== What is needed ==
Output exactly the lines that run from the line with "Convert this document image to plain text." to the end of the material, both ends included, and no other lines.

— Begin Dataset —

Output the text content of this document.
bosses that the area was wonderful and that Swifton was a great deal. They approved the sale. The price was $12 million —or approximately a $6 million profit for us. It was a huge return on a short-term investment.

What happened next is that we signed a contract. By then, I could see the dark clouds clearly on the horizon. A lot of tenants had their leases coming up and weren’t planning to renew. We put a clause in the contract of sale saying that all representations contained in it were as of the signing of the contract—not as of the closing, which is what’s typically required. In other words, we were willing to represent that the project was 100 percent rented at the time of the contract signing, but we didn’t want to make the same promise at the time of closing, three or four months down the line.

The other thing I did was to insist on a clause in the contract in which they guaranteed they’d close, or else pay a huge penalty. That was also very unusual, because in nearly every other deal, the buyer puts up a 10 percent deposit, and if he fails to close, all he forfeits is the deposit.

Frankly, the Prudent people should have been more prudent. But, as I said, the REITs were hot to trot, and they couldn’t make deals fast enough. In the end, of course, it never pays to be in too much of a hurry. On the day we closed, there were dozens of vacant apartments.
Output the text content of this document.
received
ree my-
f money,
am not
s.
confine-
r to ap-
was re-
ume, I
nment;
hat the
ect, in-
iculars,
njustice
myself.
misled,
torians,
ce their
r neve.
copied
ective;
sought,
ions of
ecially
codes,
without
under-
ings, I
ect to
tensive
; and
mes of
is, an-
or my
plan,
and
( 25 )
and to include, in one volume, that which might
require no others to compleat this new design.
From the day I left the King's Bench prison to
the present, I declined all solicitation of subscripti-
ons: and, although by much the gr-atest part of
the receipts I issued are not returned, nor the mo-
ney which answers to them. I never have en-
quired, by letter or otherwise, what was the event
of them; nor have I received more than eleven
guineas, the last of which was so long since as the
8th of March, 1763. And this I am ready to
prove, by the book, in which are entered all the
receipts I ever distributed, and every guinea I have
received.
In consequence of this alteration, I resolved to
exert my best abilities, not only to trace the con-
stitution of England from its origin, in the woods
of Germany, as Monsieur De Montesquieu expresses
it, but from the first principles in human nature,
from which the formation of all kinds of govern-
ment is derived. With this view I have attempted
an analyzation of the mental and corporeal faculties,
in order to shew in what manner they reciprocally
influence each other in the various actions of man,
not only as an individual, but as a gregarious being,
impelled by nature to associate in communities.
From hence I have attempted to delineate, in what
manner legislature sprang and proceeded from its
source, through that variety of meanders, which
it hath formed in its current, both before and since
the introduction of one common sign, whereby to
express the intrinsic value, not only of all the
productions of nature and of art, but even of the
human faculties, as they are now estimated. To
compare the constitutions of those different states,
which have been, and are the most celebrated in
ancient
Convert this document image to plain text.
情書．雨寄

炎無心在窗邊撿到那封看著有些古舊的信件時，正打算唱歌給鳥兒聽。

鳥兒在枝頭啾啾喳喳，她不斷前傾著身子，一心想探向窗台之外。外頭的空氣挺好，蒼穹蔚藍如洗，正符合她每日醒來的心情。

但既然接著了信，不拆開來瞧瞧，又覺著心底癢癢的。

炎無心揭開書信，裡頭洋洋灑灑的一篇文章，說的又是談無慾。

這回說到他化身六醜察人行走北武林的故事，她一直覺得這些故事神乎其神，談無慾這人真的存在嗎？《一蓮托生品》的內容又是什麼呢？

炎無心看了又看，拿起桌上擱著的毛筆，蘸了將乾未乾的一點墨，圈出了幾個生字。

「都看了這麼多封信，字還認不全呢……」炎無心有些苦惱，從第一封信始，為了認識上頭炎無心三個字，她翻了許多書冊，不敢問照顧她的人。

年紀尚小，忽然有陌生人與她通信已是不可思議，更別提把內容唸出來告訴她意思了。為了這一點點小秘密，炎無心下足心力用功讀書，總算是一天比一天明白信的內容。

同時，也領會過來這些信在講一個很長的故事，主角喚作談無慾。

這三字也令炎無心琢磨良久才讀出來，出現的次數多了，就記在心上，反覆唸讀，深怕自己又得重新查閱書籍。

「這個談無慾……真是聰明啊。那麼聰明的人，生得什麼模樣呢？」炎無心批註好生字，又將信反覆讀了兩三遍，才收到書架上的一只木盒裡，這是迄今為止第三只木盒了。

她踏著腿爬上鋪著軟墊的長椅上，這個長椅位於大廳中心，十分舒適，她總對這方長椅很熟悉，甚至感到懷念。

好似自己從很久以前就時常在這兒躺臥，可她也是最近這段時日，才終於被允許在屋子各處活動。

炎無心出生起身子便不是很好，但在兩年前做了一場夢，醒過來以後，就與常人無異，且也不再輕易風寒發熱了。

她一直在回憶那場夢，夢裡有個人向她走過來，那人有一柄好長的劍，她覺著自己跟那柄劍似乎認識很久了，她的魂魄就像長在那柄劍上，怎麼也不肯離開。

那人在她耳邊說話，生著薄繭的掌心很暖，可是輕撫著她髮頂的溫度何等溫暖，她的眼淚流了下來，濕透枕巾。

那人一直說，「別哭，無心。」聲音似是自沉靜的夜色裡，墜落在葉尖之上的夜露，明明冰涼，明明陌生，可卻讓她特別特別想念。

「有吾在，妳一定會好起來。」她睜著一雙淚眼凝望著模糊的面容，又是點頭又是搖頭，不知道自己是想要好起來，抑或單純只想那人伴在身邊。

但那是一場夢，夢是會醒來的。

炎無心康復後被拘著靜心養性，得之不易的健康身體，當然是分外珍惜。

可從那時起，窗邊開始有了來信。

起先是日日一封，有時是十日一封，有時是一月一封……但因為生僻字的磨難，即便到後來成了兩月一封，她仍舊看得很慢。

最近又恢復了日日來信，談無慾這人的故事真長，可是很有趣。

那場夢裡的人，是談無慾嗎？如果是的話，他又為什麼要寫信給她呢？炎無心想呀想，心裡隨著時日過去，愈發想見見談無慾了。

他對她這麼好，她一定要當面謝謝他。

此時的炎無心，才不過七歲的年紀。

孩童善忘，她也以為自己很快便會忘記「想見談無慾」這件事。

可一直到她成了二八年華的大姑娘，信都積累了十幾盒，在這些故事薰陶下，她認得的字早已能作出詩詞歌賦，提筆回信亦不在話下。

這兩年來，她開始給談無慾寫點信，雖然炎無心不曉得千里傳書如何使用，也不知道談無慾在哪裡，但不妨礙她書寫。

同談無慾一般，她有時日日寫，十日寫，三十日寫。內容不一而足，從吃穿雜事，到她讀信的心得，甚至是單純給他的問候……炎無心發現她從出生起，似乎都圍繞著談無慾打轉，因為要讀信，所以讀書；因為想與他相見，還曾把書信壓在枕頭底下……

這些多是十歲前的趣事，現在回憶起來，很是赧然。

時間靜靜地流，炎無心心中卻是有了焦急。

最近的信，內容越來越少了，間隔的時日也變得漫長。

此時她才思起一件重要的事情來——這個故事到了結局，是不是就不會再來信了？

— End Dataset —

== Output for this task ==
Convert this document image to plain text.
情書．雨寄

炎無心在窗邊撿到那封看著有些古舊的信件時，正打算唱歌給鳥兒聽。

鳥兒在枝頭啾啾喳喳，她不斷前傾著身子，一心想探向窗台之外。外頭的空氣挺好，蒼穹蔚藍如洗，正符合她每日醒來的心情。

但既然接著了信，不拆開來瞧瞧，又覺著心底癢癢的。

炎無心揭開書信，裡頭洋洋灑灑的一篇文章，說的又是談無慾。

這回說到他化身六醜察人行走北武林的故事，她一直覺得這些故事神乎其神，談無慾這人真的存在嗎？《一蓮托生品》的內容又是什麼呢？

炎無心看了又看，拿起桌上擱著的毛筆，蘸了將乾未乾的一點墨，圈出了幾個生字。

「都看了這麼多封信，字還認不全呢……」炎無心有些苦惱，從第一封信始，為了認識上頭炎無心三個字，她翻了許多書冊，不敢問照顧她的人。

年紀尚小，忽然有陌生人與她通信已是不可思議，更別提把內容唸出來告訴她意思了。為了這一點點小秘密，炎無心下足心力用功讀書，總算是一天比一天明白信的內容。

同時，也領會過來這些信在講一個很長的故事，主角喚作談無慾。

這三字也令炎無心琢磨良久才讀出來，出現的次數多了，就記在心上，反覆唸讀，深怕自己又得重新查閱書籍。

「這個談無慾……真是聰明啊。那麼聰明的人，生得什麼模樣呢？」炎無心批註好生字，又將信反覆讀了兩三遍，才收到書架上的一只木盒裡，這是迄今為止第三只木盒了。

她踏著腿爬上鋪著軟墊的長椅上，這個長椅位於大廳中心，十分舒適，她總對這方長椅很熟悉，甚至感到懷念。

好似自己從很久以前就時常在這兒躺臥，可她也是最近這段時日，才終於被允許在屋子各處活動。

炎無心出生起身子便不是很好，但在兩年前做了一場夢，醒過來以後，就與常人無異，且也不再輕易風寒發熱了。

她一直在回憶那場夢，夢裡有個人向她走過來，那人有一柄好長的劍，她覺著自己跟那柄劍似乎認識很久了，她的魂魄就像長在那柄劍上，怎麼也不肯離開。

那人在她耳邊說話，生著薄繭的掌心很暖，可是輕撫著她髮頂的溫度何等溫暖，她的眼淚流了下來，濕透枕巾。

那人一直說，「別哭，無心。」聲音似是自沉靜的夜色裡，墜落在葉尖之上的夜露，明明冰涼，明明陌生，可卻讓她特別特別想念。

「有吾在，妳一定會好起來。」她睜著一雙淚眼凝望著模糊的面容，又是點頭又是搖頭，不知道自己是想要好起來，抑或單純只想那人伴在身邊。

但那是一場夢，夢是會醒來的。

炎無心康復後被拘著靜心養性，得之不易的健康身體，當然是分外珍惜。

可從那時起，窗邊開始有了來信。

起先是日日一封，有時是十日一封，有時是一月一封……但因為生僻字的磨難，即便到後來成了兩月一封，她仍舊看得很慢。

最近又恢復了日日來信，談無慾這人的故事真長，可是很有趣。

那場夢裡的人，是談無慾嗎？如果是的話，他又為什麼要寫信給她呢？炎無心想呀想，心裡隨著時日過去，愈發想見見談無慾了。

他對她這麼好，她一定要當面謝謝他。

此時的炎無心，才不過七歲的年紀。

孩童善忘，她也以為自己很快便會忘記「想見談無慾」這件事。

可一直到她成了二八年華的大姑娘，信都積累了十幾盒，在這些故事薰陶下，她認得的字早已能作出詩詞歌賦，提筆回信亦不在話下。

這兩年來，她開始給談無慾寫點信，雖然炎無心不曉得千里傳書如何使用，也不知道談無慾在哪裡，但不妨礙她書寫。

同談無慾一般，她有時日日寫，十日寫，三十日寫。內容不一而足，從吃穿雜事，到她讀信的心得，甚至是單純給他的問候……炎無心發現她從出生起，似乎都圍繞著談無慾打轉，因為要讀信，所以讀書；因為想與他相見，還曾把書信壓在枕頭底下……

這些多是十歲前的趣事，現在回憶起來，很是赧然。

時間靜靜地流，炎無心心中卻是有了焦急。

最近的信，內容越來越少了，間隔的時日也變得漫長。

此時她才思起一件重要的事情來——這個故事到了結局，是不是就不會再來信了？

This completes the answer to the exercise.